## What you are asked to do
Every line with the string "true" should be gathered.

## Extracted entries
-- -- --
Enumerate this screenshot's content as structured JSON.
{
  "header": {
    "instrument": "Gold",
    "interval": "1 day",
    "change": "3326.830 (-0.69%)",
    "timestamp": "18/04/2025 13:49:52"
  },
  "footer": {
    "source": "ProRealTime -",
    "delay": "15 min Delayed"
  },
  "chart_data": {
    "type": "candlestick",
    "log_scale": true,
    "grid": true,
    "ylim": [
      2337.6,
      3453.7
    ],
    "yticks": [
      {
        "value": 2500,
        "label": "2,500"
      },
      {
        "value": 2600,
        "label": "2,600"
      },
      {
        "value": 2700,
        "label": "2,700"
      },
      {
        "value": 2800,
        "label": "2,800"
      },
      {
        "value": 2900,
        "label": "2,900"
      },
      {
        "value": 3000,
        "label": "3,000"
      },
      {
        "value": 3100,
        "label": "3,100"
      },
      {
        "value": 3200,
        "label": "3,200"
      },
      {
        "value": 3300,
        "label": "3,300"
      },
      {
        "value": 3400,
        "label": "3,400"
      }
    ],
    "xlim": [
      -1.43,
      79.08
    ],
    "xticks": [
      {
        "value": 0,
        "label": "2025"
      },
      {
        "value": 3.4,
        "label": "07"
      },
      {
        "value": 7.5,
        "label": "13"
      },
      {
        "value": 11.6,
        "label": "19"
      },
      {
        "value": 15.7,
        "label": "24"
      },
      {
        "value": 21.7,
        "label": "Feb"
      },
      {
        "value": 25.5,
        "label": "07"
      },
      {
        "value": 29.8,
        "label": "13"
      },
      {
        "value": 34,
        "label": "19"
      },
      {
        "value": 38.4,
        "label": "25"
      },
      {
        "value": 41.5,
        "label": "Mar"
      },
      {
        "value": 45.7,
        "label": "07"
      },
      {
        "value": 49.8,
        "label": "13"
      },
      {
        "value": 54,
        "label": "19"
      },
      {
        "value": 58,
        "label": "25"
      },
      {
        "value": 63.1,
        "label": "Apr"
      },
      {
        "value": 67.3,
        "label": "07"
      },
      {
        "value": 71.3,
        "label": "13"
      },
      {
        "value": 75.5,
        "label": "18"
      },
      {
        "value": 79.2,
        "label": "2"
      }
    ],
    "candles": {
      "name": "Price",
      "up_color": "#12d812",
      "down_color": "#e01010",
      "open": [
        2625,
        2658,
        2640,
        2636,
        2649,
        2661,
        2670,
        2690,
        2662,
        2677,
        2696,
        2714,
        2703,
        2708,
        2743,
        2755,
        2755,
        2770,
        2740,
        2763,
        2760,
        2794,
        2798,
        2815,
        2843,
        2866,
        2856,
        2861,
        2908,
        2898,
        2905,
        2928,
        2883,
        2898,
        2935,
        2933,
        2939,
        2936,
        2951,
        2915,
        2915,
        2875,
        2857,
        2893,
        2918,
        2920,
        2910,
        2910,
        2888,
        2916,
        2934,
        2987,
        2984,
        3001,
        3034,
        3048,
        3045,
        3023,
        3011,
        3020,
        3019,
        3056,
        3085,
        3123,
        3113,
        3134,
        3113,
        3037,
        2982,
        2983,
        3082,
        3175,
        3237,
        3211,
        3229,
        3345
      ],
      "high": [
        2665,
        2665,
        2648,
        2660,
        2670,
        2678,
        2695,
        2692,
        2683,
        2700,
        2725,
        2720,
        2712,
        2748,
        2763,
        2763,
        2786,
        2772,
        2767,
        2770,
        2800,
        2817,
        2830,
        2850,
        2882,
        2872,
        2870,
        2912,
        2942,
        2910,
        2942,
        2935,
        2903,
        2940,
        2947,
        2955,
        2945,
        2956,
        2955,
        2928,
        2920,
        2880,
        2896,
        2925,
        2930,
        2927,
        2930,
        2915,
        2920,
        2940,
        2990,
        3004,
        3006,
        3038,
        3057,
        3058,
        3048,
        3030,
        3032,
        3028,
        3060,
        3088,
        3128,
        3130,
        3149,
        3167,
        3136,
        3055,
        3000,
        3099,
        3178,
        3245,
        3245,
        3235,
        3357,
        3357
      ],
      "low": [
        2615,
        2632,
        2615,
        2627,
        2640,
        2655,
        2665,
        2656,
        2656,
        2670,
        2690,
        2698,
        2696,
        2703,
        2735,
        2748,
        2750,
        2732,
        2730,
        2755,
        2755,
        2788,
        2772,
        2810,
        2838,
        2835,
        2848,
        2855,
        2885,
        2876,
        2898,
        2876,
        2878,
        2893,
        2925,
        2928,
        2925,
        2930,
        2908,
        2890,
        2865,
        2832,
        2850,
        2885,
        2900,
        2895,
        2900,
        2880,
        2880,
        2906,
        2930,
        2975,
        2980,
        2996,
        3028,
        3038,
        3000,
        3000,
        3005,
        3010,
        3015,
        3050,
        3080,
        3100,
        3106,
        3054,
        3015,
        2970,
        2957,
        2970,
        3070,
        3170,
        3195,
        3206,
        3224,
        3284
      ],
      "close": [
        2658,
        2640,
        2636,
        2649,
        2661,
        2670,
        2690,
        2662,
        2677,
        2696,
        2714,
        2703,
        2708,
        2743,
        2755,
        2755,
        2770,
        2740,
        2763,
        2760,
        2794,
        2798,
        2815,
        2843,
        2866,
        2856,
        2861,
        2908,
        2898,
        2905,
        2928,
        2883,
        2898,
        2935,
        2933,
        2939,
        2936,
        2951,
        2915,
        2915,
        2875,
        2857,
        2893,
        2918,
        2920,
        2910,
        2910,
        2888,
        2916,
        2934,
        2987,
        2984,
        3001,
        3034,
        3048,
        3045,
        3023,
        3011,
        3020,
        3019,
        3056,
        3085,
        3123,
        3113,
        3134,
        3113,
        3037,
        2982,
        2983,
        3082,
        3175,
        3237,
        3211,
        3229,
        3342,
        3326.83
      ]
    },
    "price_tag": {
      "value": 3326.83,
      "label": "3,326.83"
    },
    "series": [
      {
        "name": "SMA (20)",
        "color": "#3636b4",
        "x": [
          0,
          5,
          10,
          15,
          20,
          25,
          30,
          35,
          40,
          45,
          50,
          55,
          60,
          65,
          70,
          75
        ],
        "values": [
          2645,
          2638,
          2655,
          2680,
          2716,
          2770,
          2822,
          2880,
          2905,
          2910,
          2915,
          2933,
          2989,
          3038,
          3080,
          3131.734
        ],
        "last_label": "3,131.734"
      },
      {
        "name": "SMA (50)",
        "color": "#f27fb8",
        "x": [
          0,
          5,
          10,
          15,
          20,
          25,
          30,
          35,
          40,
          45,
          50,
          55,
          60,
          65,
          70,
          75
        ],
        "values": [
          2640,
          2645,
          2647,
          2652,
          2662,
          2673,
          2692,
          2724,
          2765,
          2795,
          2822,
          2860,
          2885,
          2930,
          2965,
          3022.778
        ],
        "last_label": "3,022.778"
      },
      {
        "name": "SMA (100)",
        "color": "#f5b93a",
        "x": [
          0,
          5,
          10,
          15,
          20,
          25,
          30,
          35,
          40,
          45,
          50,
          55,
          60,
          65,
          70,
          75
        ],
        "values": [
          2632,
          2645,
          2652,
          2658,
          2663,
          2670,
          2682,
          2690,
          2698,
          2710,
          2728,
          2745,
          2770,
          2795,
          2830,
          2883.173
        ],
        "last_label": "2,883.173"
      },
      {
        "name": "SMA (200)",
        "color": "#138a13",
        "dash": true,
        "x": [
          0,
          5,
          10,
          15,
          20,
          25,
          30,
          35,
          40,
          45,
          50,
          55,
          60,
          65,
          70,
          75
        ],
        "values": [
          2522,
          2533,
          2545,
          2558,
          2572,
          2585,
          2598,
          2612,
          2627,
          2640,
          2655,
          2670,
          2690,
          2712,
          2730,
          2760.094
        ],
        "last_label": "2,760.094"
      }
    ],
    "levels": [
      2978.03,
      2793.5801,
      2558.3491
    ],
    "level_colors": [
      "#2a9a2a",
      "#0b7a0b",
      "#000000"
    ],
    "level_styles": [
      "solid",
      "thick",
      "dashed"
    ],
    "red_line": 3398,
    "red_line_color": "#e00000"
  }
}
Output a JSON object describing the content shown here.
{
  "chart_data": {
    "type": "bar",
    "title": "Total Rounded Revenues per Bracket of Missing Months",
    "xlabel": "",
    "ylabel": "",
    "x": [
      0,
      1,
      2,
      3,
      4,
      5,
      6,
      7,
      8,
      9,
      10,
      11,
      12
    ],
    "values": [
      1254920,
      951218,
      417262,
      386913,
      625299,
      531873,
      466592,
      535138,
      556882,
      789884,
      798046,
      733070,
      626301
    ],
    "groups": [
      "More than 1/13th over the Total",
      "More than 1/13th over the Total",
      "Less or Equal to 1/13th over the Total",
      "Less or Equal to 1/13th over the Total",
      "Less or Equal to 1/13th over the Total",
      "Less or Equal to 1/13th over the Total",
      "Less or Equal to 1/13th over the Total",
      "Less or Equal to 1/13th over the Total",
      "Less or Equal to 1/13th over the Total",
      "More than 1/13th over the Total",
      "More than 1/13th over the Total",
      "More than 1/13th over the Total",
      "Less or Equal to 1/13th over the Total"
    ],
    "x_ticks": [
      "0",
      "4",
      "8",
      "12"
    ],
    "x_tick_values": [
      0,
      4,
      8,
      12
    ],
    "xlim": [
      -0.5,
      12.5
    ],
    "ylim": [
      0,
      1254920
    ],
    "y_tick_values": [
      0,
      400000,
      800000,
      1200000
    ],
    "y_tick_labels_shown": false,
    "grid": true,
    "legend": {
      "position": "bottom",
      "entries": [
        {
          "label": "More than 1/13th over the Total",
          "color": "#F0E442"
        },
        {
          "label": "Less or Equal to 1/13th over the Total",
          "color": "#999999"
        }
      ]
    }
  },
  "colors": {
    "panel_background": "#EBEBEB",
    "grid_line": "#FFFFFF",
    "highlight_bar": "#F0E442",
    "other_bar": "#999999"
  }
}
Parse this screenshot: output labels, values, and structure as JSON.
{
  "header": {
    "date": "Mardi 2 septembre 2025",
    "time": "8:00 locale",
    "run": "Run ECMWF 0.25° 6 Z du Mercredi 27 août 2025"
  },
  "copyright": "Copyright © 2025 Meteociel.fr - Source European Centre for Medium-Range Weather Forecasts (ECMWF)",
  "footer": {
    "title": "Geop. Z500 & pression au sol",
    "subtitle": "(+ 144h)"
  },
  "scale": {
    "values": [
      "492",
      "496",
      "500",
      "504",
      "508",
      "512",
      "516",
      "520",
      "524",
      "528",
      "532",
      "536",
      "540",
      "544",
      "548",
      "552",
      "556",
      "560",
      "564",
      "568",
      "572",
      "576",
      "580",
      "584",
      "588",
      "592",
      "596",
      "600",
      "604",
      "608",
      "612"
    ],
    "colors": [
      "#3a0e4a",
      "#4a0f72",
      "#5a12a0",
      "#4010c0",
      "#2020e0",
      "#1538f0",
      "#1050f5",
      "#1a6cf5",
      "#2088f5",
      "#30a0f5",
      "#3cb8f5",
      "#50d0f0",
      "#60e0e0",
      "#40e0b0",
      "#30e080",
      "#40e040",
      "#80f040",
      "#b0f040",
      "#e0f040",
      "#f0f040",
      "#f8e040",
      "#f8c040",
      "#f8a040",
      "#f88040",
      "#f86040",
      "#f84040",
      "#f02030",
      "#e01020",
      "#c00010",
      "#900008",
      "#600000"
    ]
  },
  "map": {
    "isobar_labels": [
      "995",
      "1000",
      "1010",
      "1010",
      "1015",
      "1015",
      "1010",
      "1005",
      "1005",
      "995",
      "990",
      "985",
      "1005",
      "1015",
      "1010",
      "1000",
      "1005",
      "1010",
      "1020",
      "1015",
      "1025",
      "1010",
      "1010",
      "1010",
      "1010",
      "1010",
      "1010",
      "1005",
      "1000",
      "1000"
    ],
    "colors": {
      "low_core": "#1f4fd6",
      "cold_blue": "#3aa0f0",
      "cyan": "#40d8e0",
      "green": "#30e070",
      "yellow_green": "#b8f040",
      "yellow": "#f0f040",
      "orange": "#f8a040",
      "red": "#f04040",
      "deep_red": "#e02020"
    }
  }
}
-- -- --
## Problem solution
    "log_scale": true,
    "grid": true,
        "dash": true,
    "grid": true,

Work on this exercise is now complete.